START Supplied material
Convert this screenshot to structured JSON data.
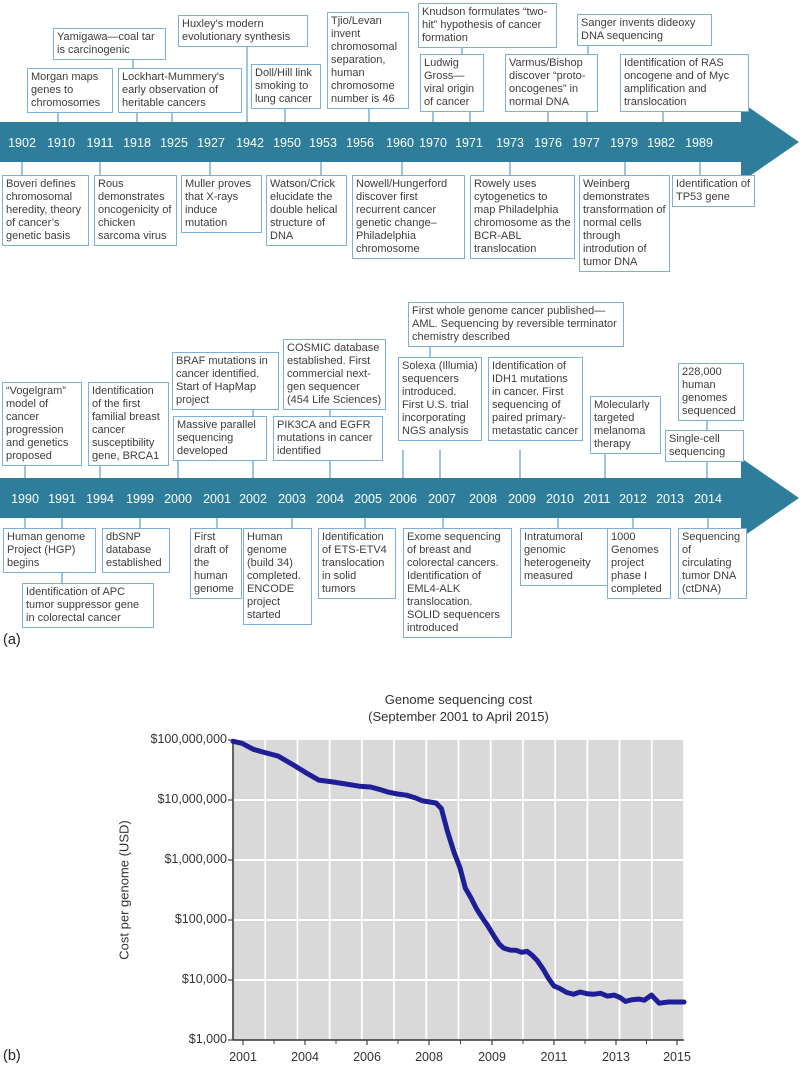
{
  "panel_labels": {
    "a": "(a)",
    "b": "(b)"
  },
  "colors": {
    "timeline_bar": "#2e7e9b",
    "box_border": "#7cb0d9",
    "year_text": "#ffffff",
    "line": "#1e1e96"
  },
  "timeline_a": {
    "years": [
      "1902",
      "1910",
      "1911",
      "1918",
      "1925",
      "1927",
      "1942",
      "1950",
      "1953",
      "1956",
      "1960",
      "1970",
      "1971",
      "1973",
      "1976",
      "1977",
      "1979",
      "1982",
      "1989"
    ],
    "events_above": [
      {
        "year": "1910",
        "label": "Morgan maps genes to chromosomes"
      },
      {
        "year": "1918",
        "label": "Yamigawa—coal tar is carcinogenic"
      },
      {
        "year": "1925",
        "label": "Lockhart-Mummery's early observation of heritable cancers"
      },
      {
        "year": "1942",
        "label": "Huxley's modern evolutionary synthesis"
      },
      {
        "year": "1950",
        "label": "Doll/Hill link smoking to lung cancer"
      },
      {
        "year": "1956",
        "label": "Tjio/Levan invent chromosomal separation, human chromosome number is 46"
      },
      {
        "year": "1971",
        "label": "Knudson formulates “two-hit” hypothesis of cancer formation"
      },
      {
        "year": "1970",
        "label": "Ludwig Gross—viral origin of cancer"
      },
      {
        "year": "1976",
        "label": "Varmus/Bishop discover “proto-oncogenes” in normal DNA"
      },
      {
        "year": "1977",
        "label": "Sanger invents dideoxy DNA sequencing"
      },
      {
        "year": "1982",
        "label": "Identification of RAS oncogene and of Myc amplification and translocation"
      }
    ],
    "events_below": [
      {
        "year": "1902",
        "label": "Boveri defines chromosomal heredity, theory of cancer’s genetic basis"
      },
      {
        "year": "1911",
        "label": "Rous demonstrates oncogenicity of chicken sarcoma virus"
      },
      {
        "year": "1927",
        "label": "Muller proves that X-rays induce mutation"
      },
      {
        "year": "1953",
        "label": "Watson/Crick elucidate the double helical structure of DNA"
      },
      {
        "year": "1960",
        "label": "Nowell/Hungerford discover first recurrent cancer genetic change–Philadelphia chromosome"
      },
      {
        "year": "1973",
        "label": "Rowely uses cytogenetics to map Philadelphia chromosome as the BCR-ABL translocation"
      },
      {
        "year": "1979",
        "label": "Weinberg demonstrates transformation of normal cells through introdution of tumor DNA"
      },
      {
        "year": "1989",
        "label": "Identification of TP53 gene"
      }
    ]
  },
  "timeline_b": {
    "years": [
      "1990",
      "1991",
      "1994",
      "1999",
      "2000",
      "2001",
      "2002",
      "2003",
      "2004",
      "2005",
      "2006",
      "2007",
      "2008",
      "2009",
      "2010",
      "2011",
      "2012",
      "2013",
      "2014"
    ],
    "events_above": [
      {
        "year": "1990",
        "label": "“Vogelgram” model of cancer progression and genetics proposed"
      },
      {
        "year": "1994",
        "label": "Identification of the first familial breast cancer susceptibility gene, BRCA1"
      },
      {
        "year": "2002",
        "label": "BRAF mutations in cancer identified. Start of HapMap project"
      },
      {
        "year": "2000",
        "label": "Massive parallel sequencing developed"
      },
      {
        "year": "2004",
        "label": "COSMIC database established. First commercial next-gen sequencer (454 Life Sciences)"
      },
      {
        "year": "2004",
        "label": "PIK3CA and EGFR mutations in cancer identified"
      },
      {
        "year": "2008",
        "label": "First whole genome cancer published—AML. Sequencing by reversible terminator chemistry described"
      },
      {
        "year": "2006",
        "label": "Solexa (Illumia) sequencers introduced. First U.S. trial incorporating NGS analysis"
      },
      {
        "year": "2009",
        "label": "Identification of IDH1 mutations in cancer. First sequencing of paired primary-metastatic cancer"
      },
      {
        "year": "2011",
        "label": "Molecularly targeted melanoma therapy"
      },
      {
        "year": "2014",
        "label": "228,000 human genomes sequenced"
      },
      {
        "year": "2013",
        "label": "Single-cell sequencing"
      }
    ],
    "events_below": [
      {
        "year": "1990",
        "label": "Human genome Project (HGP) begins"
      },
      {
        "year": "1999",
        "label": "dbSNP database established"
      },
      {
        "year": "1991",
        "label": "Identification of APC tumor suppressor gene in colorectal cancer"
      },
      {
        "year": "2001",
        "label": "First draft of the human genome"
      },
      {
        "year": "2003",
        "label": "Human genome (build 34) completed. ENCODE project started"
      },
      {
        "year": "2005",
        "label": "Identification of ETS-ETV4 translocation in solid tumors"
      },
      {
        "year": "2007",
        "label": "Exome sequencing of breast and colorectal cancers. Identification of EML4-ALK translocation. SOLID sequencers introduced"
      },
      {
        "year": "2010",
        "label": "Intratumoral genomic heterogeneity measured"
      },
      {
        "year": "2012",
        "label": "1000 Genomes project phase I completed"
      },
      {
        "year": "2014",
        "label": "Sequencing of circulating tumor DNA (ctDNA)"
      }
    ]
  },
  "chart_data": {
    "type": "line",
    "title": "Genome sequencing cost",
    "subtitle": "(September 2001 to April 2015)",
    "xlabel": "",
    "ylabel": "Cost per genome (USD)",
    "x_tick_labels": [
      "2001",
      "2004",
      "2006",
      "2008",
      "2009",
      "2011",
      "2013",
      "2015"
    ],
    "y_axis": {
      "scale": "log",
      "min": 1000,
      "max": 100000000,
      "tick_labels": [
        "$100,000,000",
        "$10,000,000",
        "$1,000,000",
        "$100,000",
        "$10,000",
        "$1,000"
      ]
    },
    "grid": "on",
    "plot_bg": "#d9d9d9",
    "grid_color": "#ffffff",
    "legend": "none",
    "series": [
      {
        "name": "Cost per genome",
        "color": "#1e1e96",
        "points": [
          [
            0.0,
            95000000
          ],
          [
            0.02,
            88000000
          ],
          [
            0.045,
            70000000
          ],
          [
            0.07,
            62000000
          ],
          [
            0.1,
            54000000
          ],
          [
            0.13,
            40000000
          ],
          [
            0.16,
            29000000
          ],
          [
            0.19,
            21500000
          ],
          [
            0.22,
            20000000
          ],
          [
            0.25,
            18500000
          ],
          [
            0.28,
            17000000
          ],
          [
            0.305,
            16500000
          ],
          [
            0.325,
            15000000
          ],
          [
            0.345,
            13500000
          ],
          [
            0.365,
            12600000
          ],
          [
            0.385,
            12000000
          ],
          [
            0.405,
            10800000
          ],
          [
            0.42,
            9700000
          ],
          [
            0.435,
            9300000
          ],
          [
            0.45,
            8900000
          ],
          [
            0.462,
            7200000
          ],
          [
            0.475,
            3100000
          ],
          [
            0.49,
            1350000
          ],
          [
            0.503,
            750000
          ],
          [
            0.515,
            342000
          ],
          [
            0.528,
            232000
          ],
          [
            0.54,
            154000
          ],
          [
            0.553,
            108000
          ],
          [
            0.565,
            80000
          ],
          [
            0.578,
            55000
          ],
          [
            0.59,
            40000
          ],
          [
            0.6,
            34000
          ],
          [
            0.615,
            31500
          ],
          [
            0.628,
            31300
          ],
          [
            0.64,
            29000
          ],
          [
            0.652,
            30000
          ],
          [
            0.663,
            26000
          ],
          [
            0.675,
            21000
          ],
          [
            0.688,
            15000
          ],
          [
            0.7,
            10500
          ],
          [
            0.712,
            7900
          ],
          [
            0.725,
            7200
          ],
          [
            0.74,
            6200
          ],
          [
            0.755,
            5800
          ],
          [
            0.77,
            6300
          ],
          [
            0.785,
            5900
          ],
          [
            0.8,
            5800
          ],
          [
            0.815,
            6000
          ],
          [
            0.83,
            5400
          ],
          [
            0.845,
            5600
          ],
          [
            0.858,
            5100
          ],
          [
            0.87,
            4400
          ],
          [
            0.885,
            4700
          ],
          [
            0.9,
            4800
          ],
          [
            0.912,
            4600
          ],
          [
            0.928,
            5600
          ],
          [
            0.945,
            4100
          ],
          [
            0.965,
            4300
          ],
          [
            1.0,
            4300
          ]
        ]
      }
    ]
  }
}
END Supplied material
START Supplied material
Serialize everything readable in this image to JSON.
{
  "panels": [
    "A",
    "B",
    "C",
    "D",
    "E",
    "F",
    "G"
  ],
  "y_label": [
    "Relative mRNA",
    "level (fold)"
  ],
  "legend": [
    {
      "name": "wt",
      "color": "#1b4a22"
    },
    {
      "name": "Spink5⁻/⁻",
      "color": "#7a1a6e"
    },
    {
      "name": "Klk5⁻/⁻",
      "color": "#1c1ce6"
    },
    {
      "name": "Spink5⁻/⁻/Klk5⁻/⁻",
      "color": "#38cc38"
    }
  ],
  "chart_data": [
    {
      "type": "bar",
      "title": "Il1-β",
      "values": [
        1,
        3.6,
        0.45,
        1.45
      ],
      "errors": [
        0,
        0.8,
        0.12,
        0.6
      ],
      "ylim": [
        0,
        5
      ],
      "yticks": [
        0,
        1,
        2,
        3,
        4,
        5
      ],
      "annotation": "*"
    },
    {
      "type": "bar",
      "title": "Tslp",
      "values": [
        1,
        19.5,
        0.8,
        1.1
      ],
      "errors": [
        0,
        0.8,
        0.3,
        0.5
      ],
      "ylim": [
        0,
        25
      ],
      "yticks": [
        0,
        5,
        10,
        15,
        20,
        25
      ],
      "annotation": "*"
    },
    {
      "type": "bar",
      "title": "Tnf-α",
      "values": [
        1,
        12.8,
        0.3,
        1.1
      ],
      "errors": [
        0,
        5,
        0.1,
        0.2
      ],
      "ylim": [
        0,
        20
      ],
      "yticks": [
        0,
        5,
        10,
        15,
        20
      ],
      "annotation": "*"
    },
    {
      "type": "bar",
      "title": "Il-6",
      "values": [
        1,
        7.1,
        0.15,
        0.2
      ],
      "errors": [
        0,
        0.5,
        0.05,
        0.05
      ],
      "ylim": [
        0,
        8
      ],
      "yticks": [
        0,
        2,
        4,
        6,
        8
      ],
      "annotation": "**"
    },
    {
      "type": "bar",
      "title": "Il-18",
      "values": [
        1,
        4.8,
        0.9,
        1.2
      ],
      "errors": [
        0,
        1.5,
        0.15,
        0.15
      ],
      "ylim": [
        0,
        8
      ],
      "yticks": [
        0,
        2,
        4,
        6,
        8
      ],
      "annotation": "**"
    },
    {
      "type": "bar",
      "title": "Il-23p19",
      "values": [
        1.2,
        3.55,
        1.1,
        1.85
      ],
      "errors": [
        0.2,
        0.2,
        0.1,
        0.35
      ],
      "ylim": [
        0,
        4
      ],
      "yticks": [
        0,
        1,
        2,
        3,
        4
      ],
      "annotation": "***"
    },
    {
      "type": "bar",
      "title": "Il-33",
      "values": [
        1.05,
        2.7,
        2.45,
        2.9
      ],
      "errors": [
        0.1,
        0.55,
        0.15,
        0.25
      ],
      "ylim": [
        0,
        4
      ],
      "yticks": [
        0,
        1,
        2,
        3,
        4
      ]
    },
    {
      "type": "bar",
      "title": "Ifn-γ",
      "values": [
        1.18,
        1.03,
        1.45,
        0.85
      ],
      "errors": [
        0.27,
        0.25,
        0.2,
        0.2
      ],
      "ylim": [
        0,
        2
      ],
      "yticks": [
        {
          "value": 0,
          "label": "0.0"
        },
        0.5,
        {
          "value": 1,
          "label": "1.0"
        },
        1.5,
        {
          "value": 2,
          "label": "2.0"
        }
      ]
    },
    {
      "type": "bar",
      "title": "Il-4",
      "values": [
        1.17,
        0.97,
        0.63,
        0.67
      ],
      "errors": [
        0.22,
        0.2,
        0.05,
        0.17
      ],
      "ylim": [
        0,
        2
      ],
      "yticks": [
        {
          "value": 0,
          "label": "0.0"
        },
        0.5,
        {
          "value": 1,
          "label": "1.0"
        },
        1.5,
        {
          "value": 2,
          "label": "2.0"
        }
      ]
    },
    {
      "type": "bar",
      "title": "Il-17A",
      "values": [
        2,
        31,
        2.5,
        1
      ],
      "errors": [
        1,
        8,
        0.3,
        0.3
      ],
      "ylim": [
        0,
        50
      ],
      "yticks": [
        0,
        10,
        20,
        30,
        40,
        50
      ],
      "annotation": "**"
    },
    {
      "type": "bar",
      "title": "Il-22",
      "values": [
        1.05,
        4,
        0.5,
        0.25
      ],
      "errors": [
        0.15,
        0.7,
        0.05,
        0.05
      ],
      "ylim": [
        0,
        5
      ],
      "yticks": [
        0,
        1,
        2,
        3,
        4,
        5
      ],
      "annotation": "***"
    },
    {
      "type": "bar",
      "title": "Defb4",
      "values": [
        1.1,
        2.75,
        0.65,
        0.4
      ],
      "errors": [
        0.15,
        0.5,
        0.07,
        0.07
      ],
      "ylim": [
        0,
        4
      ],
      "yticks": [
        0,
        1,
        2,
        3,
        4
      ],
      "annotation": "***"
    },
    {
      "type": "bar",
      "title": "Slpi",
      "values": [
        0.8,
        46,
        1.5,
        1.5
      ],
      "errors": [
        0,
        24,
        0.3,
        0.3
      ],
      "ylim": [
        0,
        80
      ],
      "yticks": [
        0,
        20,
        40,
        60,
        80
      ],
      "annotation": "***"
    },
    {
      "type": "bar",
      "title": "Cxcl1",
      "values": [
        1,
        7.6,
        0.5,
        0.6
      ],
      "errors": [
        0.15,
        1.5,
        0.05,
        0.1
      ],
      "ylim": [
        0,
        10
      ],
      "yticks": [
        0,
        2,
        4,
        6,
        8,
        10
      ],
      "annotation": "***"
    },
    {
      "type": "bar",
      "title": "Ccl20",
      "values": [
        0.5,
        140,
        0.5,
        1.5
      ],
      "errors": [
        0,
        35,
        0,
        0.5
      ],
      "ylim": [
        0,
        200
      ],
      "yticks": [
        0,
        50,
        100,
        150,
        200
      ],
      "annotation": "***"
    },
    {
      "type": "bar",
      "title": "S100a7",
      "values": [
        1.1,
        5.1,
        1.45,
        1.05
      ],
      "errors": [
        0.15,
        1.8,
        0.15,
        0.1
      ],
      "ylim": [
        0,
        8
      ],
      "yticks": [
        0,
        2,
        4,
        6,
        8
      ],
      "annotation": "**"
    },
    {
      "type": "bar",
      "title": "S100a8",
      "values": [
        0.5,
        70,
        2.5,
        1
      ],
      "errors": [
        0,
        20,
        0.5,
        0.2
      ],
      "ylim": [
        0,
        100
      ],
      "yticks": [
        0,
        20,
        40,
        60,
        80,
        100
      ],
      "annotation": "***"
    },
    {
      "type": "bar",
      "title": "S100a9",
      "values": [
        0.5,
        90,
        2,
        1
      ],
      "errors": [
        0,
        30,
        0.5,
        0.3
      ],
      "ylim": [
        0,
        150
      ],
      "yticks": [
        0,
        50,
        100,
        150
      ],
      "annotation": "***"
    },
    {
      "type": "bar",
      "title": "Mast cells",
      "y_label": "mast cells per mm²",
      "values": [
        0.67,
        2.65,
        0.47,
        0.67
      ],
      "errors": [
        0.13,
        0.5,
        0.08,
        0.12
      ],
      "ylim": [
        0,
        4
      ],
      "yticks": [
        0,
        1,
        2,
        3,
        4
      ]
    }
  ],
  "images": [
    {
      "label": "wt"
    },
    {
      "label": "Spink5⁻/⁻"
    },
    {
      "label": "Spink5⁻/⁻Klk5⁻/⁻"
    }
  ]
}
END Supplied material
▶ What to work on: The answer must be every line of the listing that holds the word "introduced".

▶ Expected answer:
        "label": "Solexa (Illumia) sequencers introduced. First U.S. trial incorporating NGS analysis"
        "label": "Exome sequencing of breast and colorectal cancers. Identification of EML4-ALK translocation. SOLID sequencers introduced"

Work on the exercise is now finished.